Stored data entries
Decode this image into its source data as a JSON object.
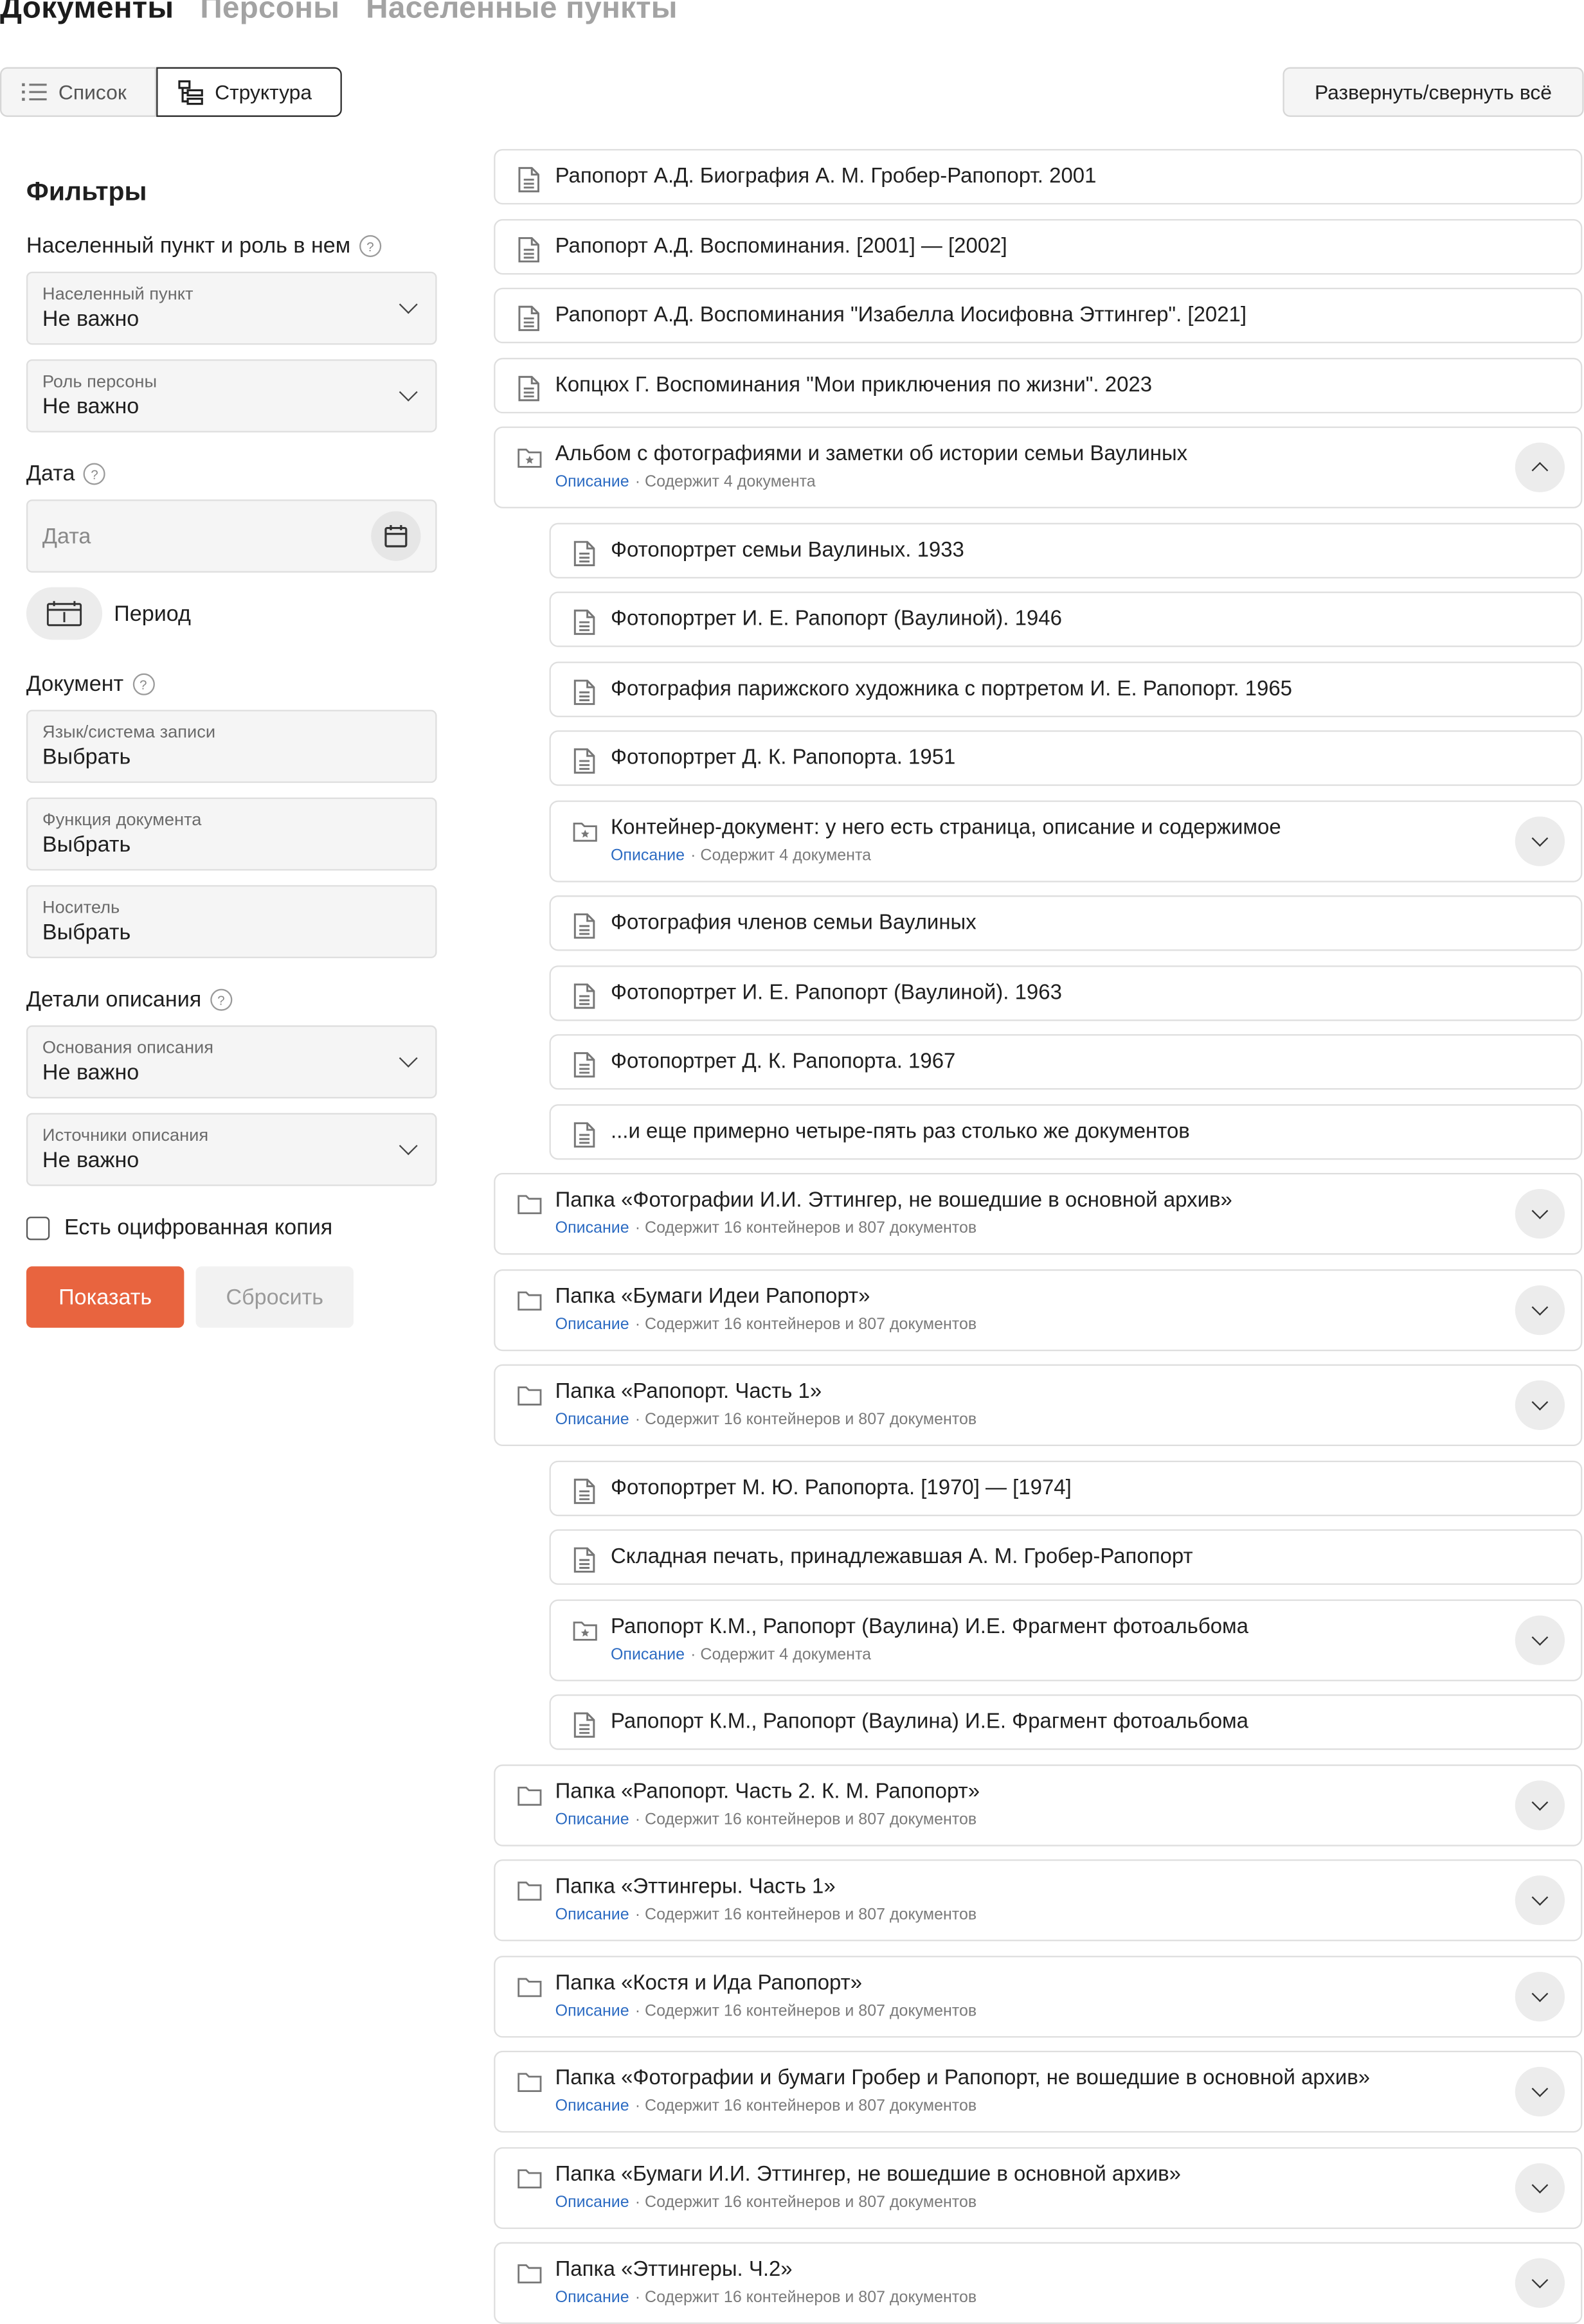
{
  "tabs": [
    "Документы",
    "Персоны",
    "Населенные пункты"
  ],
  "view_toggle": {
    "list_label": "Список",
    "structure_label": "Структура",
    "selected": "Структура"
  },
  "expand_all_label": "Развернуть/свернуть всё",
  "filters": {
    "title": "Фильтры",
    "place_section": "Населенный пункт и роль в нем",
    "place_field": {
      "label": "Населенный пункт",
      "value": "Не важно"
    },
    "role_field": {
      "label": "Роль персоны",
      "value": "Не важно"
    },
    "date_section": "Дата",
    "date_placeholder": "Дата",
    "period_label": "Период",
    "document_section": "Документ",
    "language_field": {
      "label": "Язык/система записи",
      "value": "Выбрать"
    },
    "function_field": {
      "label": "Функция документа",
      "value": "Выбрать"
    },
    "carrier_field": {
      "label": "Носитель",
      "value": "Выбрать"
    },
    "details_section": "Детали описания",
    "basis_field": {
      "label": "Основания описания",
      "value": "Не важно"
    },
    "sources_field": {
      "label": "Источники описания",
      "value": "Не важно"
    },
    "digitized_label": "Есть оцифрованная копия",
    "show_label": "Показать",
    "reset_label": "Сбросить"
  },
  "tree": [
    {
      "level": 0,
      "kind": "document",
      "title": "Рапопорт А.Д. Биография А. М. Гробер-Рапопорт. 2001"
    },
    {
      "level": 0,
      "kind": "document",
      "title": "Рапопорт А.Д. Воспоминания. [2001] — [2002]"
    },
    {
      "level": 0,
      "kind": "document",
      "title": "Рапопорт А.Д. Воспоминания \"Изабелла Иосифовна Эттингер\". [2021]"
    },
    {
      "level": 0,
      "kind": "document",
      "title": "Копцюх Г. Воспоминания \"Мои приключения по жизни\". 2023"
    },
    {
      "level": 0,
      "kind": "container",
      "title": "Альбом с фотографиями и заметки об истории семьи Ваулиных",
      "desc": "Описание",
      "meta": "· Содержит 4 документа",
      "expanded": true
    },
    {
      "level": 1,
      "kind": "document",
      "title": "Фотопортрет семьи Ваулиных. 1933"
    },
    {
      "level": 1,
      "kind": "document",
      "title": "Фотопортрет И. Е. Рапопорт (Ваулиной). 1946"
    },
    {
      "level": 1,
      "kind": "document",
      "title": "Фотография парижского художника с портретом И. Е. Рапопорт. 1965"
    },
    {
      "level": 1,
      "kind": "document",
      "title": "Фотопортрет Д. К. Рапопорта. 1951"
    },
    {
      "level": 1,
      "kind": "container",
      "title": "Контейнер-документ: у него есть страница, описание и содержимое",
      "desc": "Описание",
      "meta": "· Содержит 4 документа",
      "expanded": false
    },
    {
      "level": 1,
      "kind": "document",
      "title": "Фотография членов семьи Ваулиных"
    },
    {
      "level": 1,
      "kind": "document",
      "title": "Фотопортрет И. Е. Рапопорт (Ваулиной). 1963"
    },
    {
      "level": 1,
      "kind": "document",
      "title": "Фотопортрет Д. К. Рапопорта. 1967"
    },
    {
      "level": 1,
      "kind": "document",
      "title": "...и еще примерно четыре-пять раз столько же документов"
    },
    {
      "level": 0,
      "kind": "folder",
      "title": "Папка «Фотографии И.И. Эттингер, не вошедшие в основной архив»",
      "desc": "Описание",
      "meta": "· Содержит 16 контейнеров и 807 документов",
      "expanded": false
    },
    {
      "level": 0,
      "kind": "folder",
      "title": "Папка «Бумаги Идеи Рапопорт»",
      "desc": "Описание",
      "meta": "· Содержит 16 контейнеров и 807 документов",
      "expanded": false
    },
    {
      "level": 0,
      "kind": "folder",
      "title": "Папка «Рапопорт. Часть 1»",
      "desc": "Описание",
      "meta": "· Содержит 16 контейнеров и 807 документов",
      "expanded": false
    },
    {
      "level": 1,
      "kind": "document",
      "title": "Фотопортрет М. Ю. Рапопорта. [1970] — [1974]"
    },
    {
      "level": 1,
      "kind": "document",
      "title": "Складная печать, принадлежавшая А. М. Гробер-Рапопорт"
    },
    {
      "level": 1,
      "kind": "container",
      "title": "Рапопорт К.М., Рапопорт (Ваулина) И.Е. Фрагмент фотоальбома",
      "desc": "Описание",
      "meta": "· Содержит 4 документа",
      "expanded": false
    },
    {
      "level": 1,
      "kind": "document",
      "title": "Рапопорт К.М., Рапопорт (Ваулина) И.Е. Фрагмент фотоальбома"
    },
    {
      "level": 0,
      "kind": "folder",
      "title": "Папка «Рапопорт. Часть 2. К. М. Рапопорт»",
      "desc": "Описание",
      "meta": "· Содержит 16 контейнеров и 807 документов",
      "expanded": false
    },
    {
      "level": 0,
      "kind": "folder",
      "title": "Папка «Эттингеры. Часть 1»",
      "desc": "Описание",
      "meta": "· Содержит 16 контейнеров и 807 документов",
      "expanded": false
    },
    {
      "level": 0,
      "kind": "folder",
      "title": "Папка «Костя и Ида Рапопорт»",
      "desc": "Описание",
      "meta": "· Содержит 16 контейнеров и 807 документов",
      "expanded": false
    },
    {
      "level": 0,
      "kind": "folder",
      "title": "Папка «Фотографии и бумаги Гробер и Рапопорт, не вошедшие в основной архив»",
      "desc": "Описание",
      "meta": "· Содержит 16 контейнеров и 807 документов",
      "expanded": false
    },
    {
      "level": 0,
      "kind": "folder",
      "title": "Папка «Бумаги И.И. Эттингер, не вошедшие в основной архив»",
      "desc": "Описание",
      "meta": "· Содержит 16 контейнеров и 807 документов",
      "expanded": false
    },
    {
      "level": 0,
      "kind": "folder",
      "title": "Папка «Эттингеры. Ч.2»",
      "desc": "Описание",
      "meta": "· Содержит 16 контейнеров и 807 документов",
      "expanded": false
    }
  ],
  "colors": {
    "accent": "#e8643f",
    "link": "#2c6bc2",
    "text": "#1f1f1f",
    "muted": "#a3a3a3"
  }
}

**Task to carry out**
Repeat verbatim all the material, but not the pictures.

**Expected answer**
Decode this image into its source data as a JSON object.
{
  "tabs": [
    "Документы",
    "Персоны",
    "Населенные пункты"
  ],
  "view_toggle": {
    "list_label": "Список",
    "structure_label": "Структура",
    "selected": "Структура"
  },
  "expand_all_label": "Развернуть/свернуть всё",
  "filters": {
    "title": "Фильтры",
    "place_section": "Населенный пункт и роль в нем",
    "place_field": {
      "label": "Населенный пункт",
      "value": "Не важно"
    },
    "role_field": {
      "label": "Роль персоны",
      "value": "Не важно"
    },
    "date_section": "Дата",
    "date_placeholder": "Дата",
    "period_label": "Период",
    "document_section": "Документ",
    "language_field": {
      "label": "Язык/система записи",
      "value": "Выбрать"
    },
    "function_field": {
      "label": "Функция документа",
      "value": "Выбрать"
    },
    "carrier_field": {
      "label": "Носитель",
      "value": "Выбрать"
    },
    "details_section": "Детали описания",
    "basis_field": {
      "label": "Основания описания",
      "value": "Не важно"
    },
    "sources_field": {
      "label": "Источники описания",
      "value": "Не важно"
    },
    "digitized_label": "Есть оцифрованная копия",
    "show_label": "Показать",
    "reset_label": "Сбросить"
  },
  "tree": [
    {
      "level": 0,
      "kind": "document",
      "title": "Рапопорт А.Д. Биография А. М. Гробер-Рапопорт. 2001"
    },
    {
      "level": 0,
      "kind": "document",
      "title": "Рапопорт А.Д. Воспоминания. [2001] — [2002]"
    },
    {
      "level": 0,
      "kind": "document",
      "title": "Рапопорт А.Д. Воспоминания \"Изабелла Иосифовна Эттингер\". [2021]"
    },
    {
      "level": 0,
      "kind": "document",
      "title": "Копцюх Г. Воспоминания \"Мои приключения по жизни\". 2023"
    },
    {
      "level": 0,
      "kind": "container",
      "title": "Альбом с фотографиями и заметки об истории семьи Ваулиных",
      "desc": "Описание",
      "meta": "· Содержит 4 документа",
      "expanded": true
    },
    {
      "level": 1,
      "kind": "document",
      "title": "Фотопортрет семьи Ваулиных. 1933"
    },
    {
      "level": 1,
      "kind": "document",
      "title": "Фотопортрет И. Е. Рапопорт (Ваулиной). 1946"
    },
    {
      "level": 1,
      "kind": "document",
      "title": "Фотография парижского художника с портретом И. Е. Рапопорт. 1965"
    },
    {
      "level": 1,
      "kind": "document",
      "title": "Фотопортрет Д. К. Рапопорта. 1951"
    },
    {
      "level": 1,
      "kind": "container",
      "title": "Контейнер-документ: у него есть страница, описание и содержимое",
      "desc": "Описание",
      "meta": "· Содержит 4 документа",
      "expanded": false
    },
    {
      "level": 1,
      "kind": "document",
      "title": "Фотография членов семьи Ваулиных"
    },
    {
      "level": 1,
      "kind": "document",
      "title": "Фотопортрет И. Е. Рапопорт (Ваулиной). 1963"
    },
    {
      "level": 1,
      "kind": "document",
      "title": "Фотопортрет Д. К. Рапопорта. 1967"
    },
    {
      "level": 1,
      "kind": "document",
      "title": "...и еще примерно четыре-пять раз столько же документов"
    },
    {
      "level": 0,
      "kind": "folder",
      "title": "Папка «Фотографии И.И. Эттингер, не вошедшие в основной архив»",
      "desc": "Описание",
      "meta": "· Содержит 16 контейнеров и 807 документов",
      "expanded": false
    },
    {
      "level": 0,
      "kind": "folder",
      "title": "Папка «Бумаги Идеи Рапопорт»",
      "desc": "Описание",
      "meta": "· Содержит 16 контейнеров и 807 документов",
      "expanded": false
    },
    {
      "level": 0,
      "kind": "folder",
      "title": "Папка «Рапопорт. Часть 1»",
      "desc": "Описание",
      "meta": "· Содержит 16 контейнеров и 807 документов",
      "expanded": false
    },
    {
      "level": 1,
      "kind": "document",
      "title": "Фотопортрет М. Ю. Рапопорта. [1970] — [1974]"
    },
    {
      "level": 1,
      "kind": "document",
      "title": "Складная печать, принадлежавшая А. М. Гробер-Рапопорт"
    },
    {
      "level": 1,
      "kind": "container",
      "title": "Рапопорт К.М., Рапопорт (Ваулина) И.Е. Фрагмент фотоальбома",
      "desc": "Описание",
      "meta": "· Содержит 4 документа",
      "expanded": false
    },
    {
      "level": 1,
      "kind": "document",
      "title": "Рапопорт К.М., Рапопорт (Ваулина) И.Е. Фрагмент фотоальбома"
    },
    {
      "level": 0,
      "kind": "folder",
      "title": "Папка «Рапопорт. Часть 2. К. М. Рапопорт»",
      "desc": "Описание",
      "meta": "· Содержит 16 контейнеров и 807 документов",
      "expanded": false
    },
    {
      "level": 0,
      "kind": "folder",
      "title": "Папка «Эттингеры. Часть 1»",
      "desc": "Описание",
      "meta": "· Содержит 16 контейнеров и 807 документов",
      "expanded": false
    },
    {
      "level": 0,
      "kind": "folder",
      "title": "Папка «Костя и Ида Рапопорт»",
      "desc": "Описание",
      "meta": "· Содержит 16 контейнеров и 807 документов",
      "expanded": false
    },
    {
      "level": 0,
      "kind": "folder",
      "title": "Папка «Фотографии и бумаги Гробер и Рапопорт, не вошедшие в основной архив»",
      "desc": "Описание",
      "meta": "· Содержит 16 контейнеров и 807 документов",
      "expanded": false
    },
    {
      "level": 0,
      "kind": "folder",
      "title": "Папка «Бумаги И.И. Эттингер, не вошедшие в основной архив»",
      "desc": "Описание",
      "meta": "· Содержит 16 контейнеров и 807 документов",
      "expanded": false
    },
    {
      "level": 0,
      "kind": "folder",
      "title": "Папка «Эттингеры. Ч.2»",
      "desc": "Описание",
      "meta": "· Содержит 16 контейнеров и 807 документов",
      "expanded": false
    }
  ],
  "colors": {
    "accent": "#e8643f",
    "link": "#2c6bc2",
    "text": "#1f1f1f",
    "muted": "#a3a3a3"
  }
}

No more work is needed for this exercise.